(Records contained in a dataset)

-------------------------

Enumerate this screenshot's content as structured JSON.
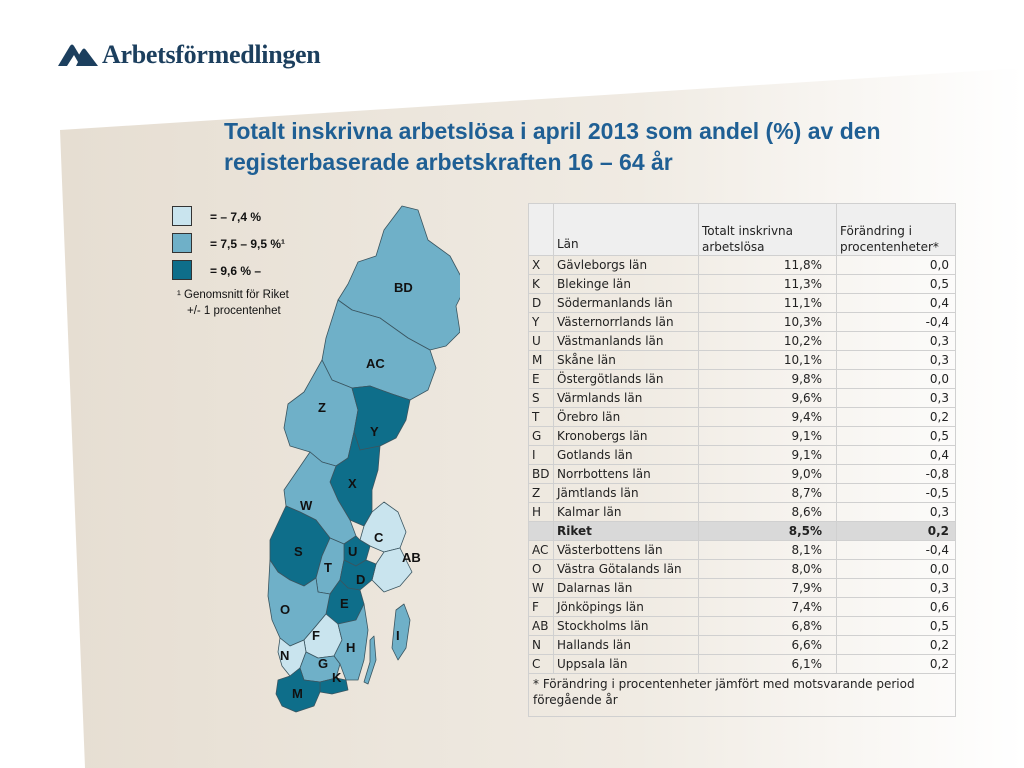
{
  "brand": {
    "logo_text": "Arbetsförmedlingen"
  },
  "title": "Totalt inskrivna arbetslösa i april 2013 som andel (%) av den registerbaserade arbetskraften 16 – 64 år",
  "legend": {
    "items": [
      {
        "label": "= – 7,4 %",
        "color": "#c9e4ee"
      },
      {
        "label": "= 7,5 – 9,5 %¹",
        "color": "#6fb0c8"
      },
      {
        "label": "= 9,6 % –",
        "color": "#0e6e8a"
      }
    ],
    "note_line1": "¹ Genomsnitt för Riket",
    "note_line2": "+/- 1 procentenhet"
  },
  "map": {
    "labels": [
      "BD",
      "AC",
      "Z",
      "Y",
      "X",
      "W",
      "C",
      "S",
      "U",
      "AB",
      "T",
      "D",
      "E",
      "O",
      "F",
      "I",
      "H",
      "N",
      "G",
      "K",
      "M"
    ]
  },
  "table": {
    "headers": {
      "code": "",
      "lan": "Län",
      "value": "Totalt inskrivna arbetslösa",
      "change": "Förändring i procentenheter*"
    },
    "rows": [
      {
        "code": "X",
        "lan": "Gävleborgs län",
        "value": "11,8%",
        "change": "0,0"
      },
      {
        "code": "K",
        "lan": "Blekinge län",
        "value": "11,3%",
        "change": "0,5"
      },
      {
        "code": "D",
        "lan": "Södermanlands län",
        "value": "11,1%",
        "change": "0,4"
      },
      {
        "code": "Y",
        "lan": "Västernorrlands län",
        "value": "10,3%",
        "change": "-0,4"
      },
      {
        "code": "U",
        "lan": "Västmanlands län",
        "value": "10,2%",
        "change": "0,3"
      },
      {
        "code": "M",
        "lan": "Skåne län",
        "value": "10,1%",
        "change": "0,3"
      },
      {
        "code": "E",
        "lan": "Östergötlands län",
        "value": "9,8%",
        "change": "0,0"
      },
      {
        "code": "S",
        "lan": "Värmlands län",
        "value": "9,6%",
        "change": "0,3"
      },
      {
        "code": "T",
        "lan": "Örebro län",
        "value": "9,4%",
        "change": "0,2"
      },
      {
        "code": "G",
        "lan": "Kronobergs län",
        "value": "9,1%",
        "change": "0,5"
      },
      {
        "code": "I",
        "lan": "Gotlands län",
        "value": "9,1%",
        "change": "0,4"
      },
      {
        "code": "BD",
        "lan": "Norrbottens län",
        "value": "9,0%",
        "change": "-0,8"
      },
      {
        "code": "Z",
        "lan": "Jämtlands län",
        "value": "8,7%",
        "change": "-0,5"
      },
      {
        "code": "H",
        "lan": "Kalmar län",
        "value": "8,6%",
        "change": "0,3"
      },
      {
        "code": "",
        "lan": "Riket",
        "value": "8,5%",
        "change": "0,2",
        "highlight": true
      },
      {
        "code": "AC",
        "lan": "Västerbottens län",
        "value": "8,1%",
        "change": "-0,4"
      },
      {
        "code": "O",
        "lan": "Västra Götalands län",
        "value": "8,0%",
        "change": "0,0"
      },
      {
        "code": "W",
        "lan": "Dalarnas län",
        "value": "7,9%",
        "change": "0,3"
      },
      {
        "code": "F",
        "lan": "Jönköpings län",
        "value": "7,4%",
        "change": "0,6"
      },
      {
        "code": "AB",
        "lan": "Stockholms län",
        "value": "6,8%",
        "change": "0,5"
      },
      {
        "code": "N",
        "lan": "Hallands län",
        "value": "6,6%",
        "change": "0,2"
      },
      {
        "code": "C",
        "lan": "Uppsala län",
        "value": "6,1%",
        "change": "0,2"
      }
    ],
    "footnote": "* Förändring i procentenheter jämfört med motsvarande period föregående år"
  }
}
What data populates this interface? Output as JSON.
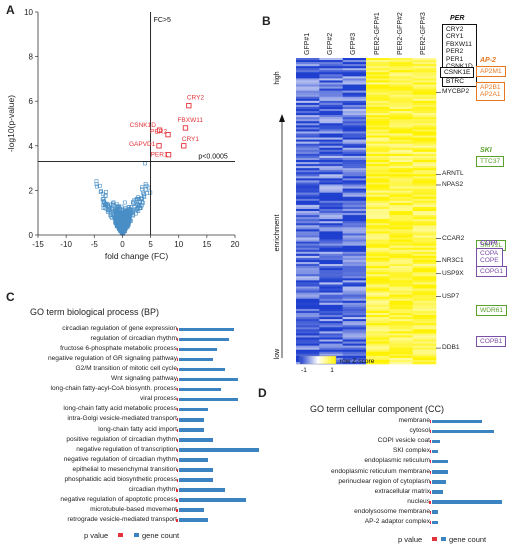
{
  "panels": {
    "a": "A",
    "b": "B",
    "c": "C",
    "d": "D"
  },
  "chart_data": [
    {
      "type": "scatter",
      "panel": "A",
      "xlabel": "fold change (FC)",
      "ylabel": "-log10(p-value)",
      "xlim": [
        -15,
        20
      ],
      "ylim": [
        0,
        10
      ],
      "xticks": [
        -15,
        -10,
        -5,
        0,
        5,
        10,
        15,
        20
      ],
      "yticks": [
        0,
        2,
        4,
        6,
        8,
        10
      ],
      "threshold_x": 5,
      "threshold_y": 3.3,
      "annotation_fc": "FC>5",
      "annotation_p": "p<0.0005",
      "highlighted": [
        {
          "name": "CRY2",
          "x": 11.8,
          "y": 5.8
        },
        {
          "name": "CSNK1D",
          "x": 6.6,
          "y": 4.7
        },
        {
          "name": "FBXW11",
          "x": 11.2,
          "y": 4.8
        },
        {
          "name": "PER2",
          "x": 8.1,
          "y": 4.5
        },
        {
          "name": "GAPVD1",
          "x": 6.5,
          "y": 4.0
        },
        {
          "name": "CRY1",
          "x": 10.9,
          "y": 4.0
        },
        {
          "name": "PER1",
          "x": 8.2,
          "y": 3.6
        }
      ]
    },
    {
      "type": "heatmap",
      "panel": "B",
      "columns": [
        "GFP#1",
        "GFP#2",
        "GFP#3",
        "PER2-GFP#1",
        "PER2-GFP#2",
        "PER2-GFP#3"
      ],
      "axis_label": "enrichment",
      "axis_high": "high",
      "axis_low": "low",
      "colorbar_label": "row Z-score",
      "colorbar_min": "-1",
      "colorbar_max": "1",
      "colors": {
        "low": "#1f3fcf",
        "mid": "#ffffff",
        "high": "#fff200"
      },
      "row_labels": [
        {
          "name": "MYCBP2",
          "pos": 0.112
        },
        {
          "name": "ARNTL",
          "pos": 0.38
        },
        {
          "name": "NPAS2",
          "pos": 0.415
        },
        {
          "name": "CCAR2",
          "pos": 0.59
        },
        {
          "name": "NR3C1",
          "pos": 0.665
        },
        {
          "name": "USP9X",
          "pos": 0.705
        },
        {
          "name": "USP7",
          "pos": 0.78
        },
        {
          "name": "DDB1",
          "pos": 0.948
        }
      ],
      "groups": [
        {
          "title": "PER",
          "color": "#111111",
          "genes": [
            "CRY2",
            "CRY1",
            "FBXW11",
            "PER2",
            "PER1",
            "CSNK1D",
            "GAPVD1",
            "BTRC"
          ]
        },
        {
          "title": "",
          "color": "#111111",
          "genes": [
            "CSNK1E"
          ]
        },
        {
          "title": "AP-2",
          "color": "#e87722",
          "genes": [
            "AP2M1"
          ]
        },
        {
          "title": "",
          "color": "#e87722",
          "genes": [
            "AP2B1",
            "AP2A1"
          ]
        },
        {
          "title": "SKI",
          "color": "#5aa02c",
          "genes": [
            "TTC37"
          ]
        },
        {
          "title": "",
          "color": "#5aa02c",
          "genes": [
            "SKIV2L"
          ]
        },
        {
          "title": "COPI",
          "color": "#7b4fa8",
          "genes": [
            "COPA",
            "COPE"
          ]
        },
        {
          "title": "",
          "color": "#7b4fa8",
          "genes": [
            "COPG1"
          ]
        },
        {
          "title": "",
          "color": "#5aa02c",
          "genes": [
            "WDR61"
          ]
        },
        {
          "title": "",
          "color": "#7b4fa8",
          "genes": [
            "COPB1"
          ]
        }
      ]
    },
    {
      "type": "bar",
      "panel": "C",
      "title": "GO term biological process (BP)",
      "legend": {
        "p": "p value",
        "count": "gene count"
      },
      "categories": [
        "circadian regulation of gene expression",
        "regulation of circadian rhythm",
        "fructose 6-phosphate metabolic process",
        "negative regulation of GR signaling pathway",
        "G2/M transition of mitotic cell cycle",
        "Wnt signaling pathway",
        "long-chain fatty-acyl-CoA biosynth. process",
        "viral process",
        "long-chain fatty acid metabolic process",
        "intra-Golgi vesicle-mediated transport",
        "long-chain fatty acid import",
        "positive regulation of circadian rhythm",
        "negative regulation of transcription",
        "negative regulation of circadian rhythm",
        "epithelial to mesenchymal transition",
        "phosphatidic acid biosynthetic process",
        "circadian rhythm",
        "negative regulation of apoptotic process",
        "microtubule-based movement",
        "retrograde vesicle-mediated transport"
      ],
      "series": [
        {
          "name": "p value",
          "values": [
            0.3,
            0.3,
            0.3,
            0.3,
            0.3,
            0.3,
            0.3,
            0.3,
            0.3,
            0.3,
            0.3,
            0.3,
            0.3,
            0.3,
            0.3,
            0.3,
            0.4,
            0.5,
            0.5,
            0.4
          ]
        },
        {
          "name": "gene count",
          "values": [
            13,
            12,
            9,
            8,
            11,
            14,
            10,
            14,
            7,
            6,
            6,
            8,
            19,
            7,
            8,
            8,
            11,
            16,
            6,
            7
          ]
        }
      ]
    },
    {
      "type": "bar",
      "panel": "D",
      "title": "GO term cellular component (CC)",
      "legend": {
        "p": "p value",
        "count": "gene count"
      },
      "categories": [
        "membrane",
        "cytosol",
        "COPI vesicle coat",
        "SKI complex",
        "endoplasmic reticulum",
        "endoplasmic reticulum membrane",
        "perinuclear region of cytoplasm",
        "extracellular matrix",
        "nucleus",
        "endolysosome membrane",
        "AP-2 adaptor complex"
      ],
      "series": [
        {
          "name": "p value",
          "values": [
            0.3,
            0.3,
            0.3,
            0.3,
            0.3,
            0.3,
            0.3,
            0.3,
            0.5,
            0.3,
            0.3
          ]
        },
        {
          "name": "gene count",
          "values": [
            32,
            40,
            5,
            4,
            10,
            10,
            9,
            7,
            45,
            4,
            4
          ]
        }
      ]
    }
  ]
}
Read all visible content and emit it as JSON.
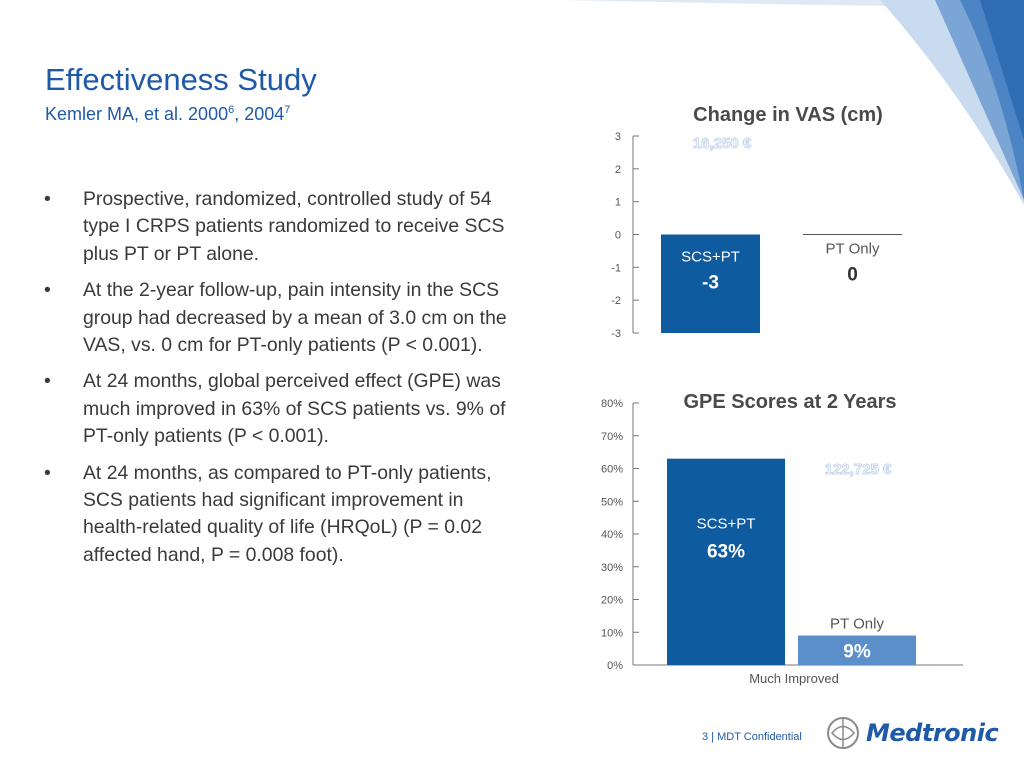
{
  "slide": {
    "title": "Effectiveness Study",
    "subtitle_text": "Kemler MA, et al. 2000",
    "subtitle_sup1": "6",
    "subtitle_mid": ", 2004",
    "subtitle_sup2": "7",
    "bullet_marker": "•",
    "bullets": [
      "Prospective, randomized, controlled study of 54 type I CRPS patients randomized to receive SCS plus PT or PT alone.",
      "At the 2-year follow-up, pain intensity in the SCS group had decreased by a mean of 3.0 cm on the VAS, vs. 0 cm for PT-only patients (P < 0.001).",
      "At 24 months, global perceived effect (GPE) was much improved in 63% of SCS patients vs. 9% of PT-only patients (P < 0.001).",
      "At 24 months, as compared to PT-only patients, SCS patients had significant improvement in health-related quality of life (HRQoL) (P = 0.02 affected hand, P = 0.008 foot)."
    ]
  },
  "footer": {
    "page_text": "3 | MDT Confidential",
    "logo_text": "Medtronic"
  },
  "colors": {
    "title_blue": "#1f5aa8",
    "bar_dark": "#0f5ba0",
    "bar_light": "#5b8fc9",
    "watermark": "#c6d6ea"
  },
  "chart_data": [
    {
      "type": "bar",
      "title": "Change in VAS (cm)",
      "watermark": "16,250 €",
      "ylim": [
        -3,
        3
      ],
      "yticks": [
        3,
        2,
        1,
        0,
        -1,
        -2,
        -3
      ],
      "series": [
        {
          "name": "SCS+PT",
          "value": -3,
          "value_label": "-3"
        },
        {
          "name": "PT Only",
          "value": 0,
          "value_label": "0"
        }
      ]
    },
    {
      "type": "bar",
      "title": "GPE Scores at 2 Years",
      "watermark": "122,725 €",
      "xlabel": "Much Improved",
      "ylim": [
        0,
        80
      ],
      "yticks": [
        "80%",
        "70%",
        "60%",
        "50%",
        "40%",
        "30%",
        "20%",
        "10%",
        "0%"
      ],
      "ytick_values": [
        80,
        70,
        60,
        50,
        40,
        30,
        20,
        10,
        0
      ],
      "categories": [
        "Much Improved"
      ],
      "series": [
        {
          "name": "SCS+PT",
          "value": 63,
          "value_label": "63%"
        },
        {
          "name": "PT Only",
          "value": 9,
          "value_label": "9%"
        }
      ]
    }
  ]
}
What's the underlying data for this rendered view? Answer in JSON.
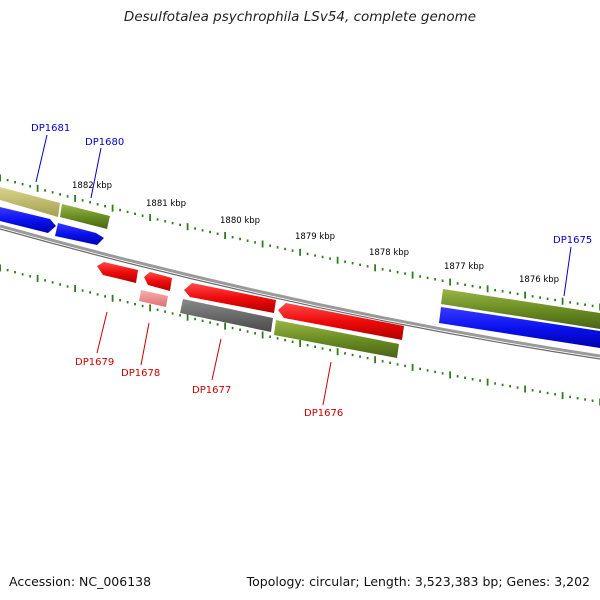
{
  "title": "Desulfotalea psychrophila LSv54, complete genome",
  "footer": {
    "accession": "Accession: NC_006138",
    "summary": "Topology: circular; Length: 3,523,383 bp; Genes: 3,202"
  },
  "ruler_labels": [
    "1882 kbp",
    "1881 kbp",
    "1880 kbp",
    "1879 kbp",
    "1878 kbp",
    "1877 kbp",
    "1876 kbp"
  ],
  "gene_labels": {
    "top": [
      "DP1681",
      "DP1680",
      "DP1675"
    ],
    "bottom": [
      "DP1679",
      "DP1678",
      "DP1677",
      "DP1676"
    ]
  },
  "colors": {
    "label_top": "#0000cc",
    "label_bottom": "#cc0000",
    "tick": "#2e7d1e",
    "forward_cds": "#0a12ee",
    "reverse_cds": "#ee0a0a",
    "olive_feature": "#6b8e23",
    "pseudo_feature": "#f08f8f",
    "gray_feature": "#666666",
    "backbone": "#808080"
  }
}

-------------------------

If a line of the entries above holds the word "chain", count it; report only how many such lines there are.

EXERCISE RESULT:
3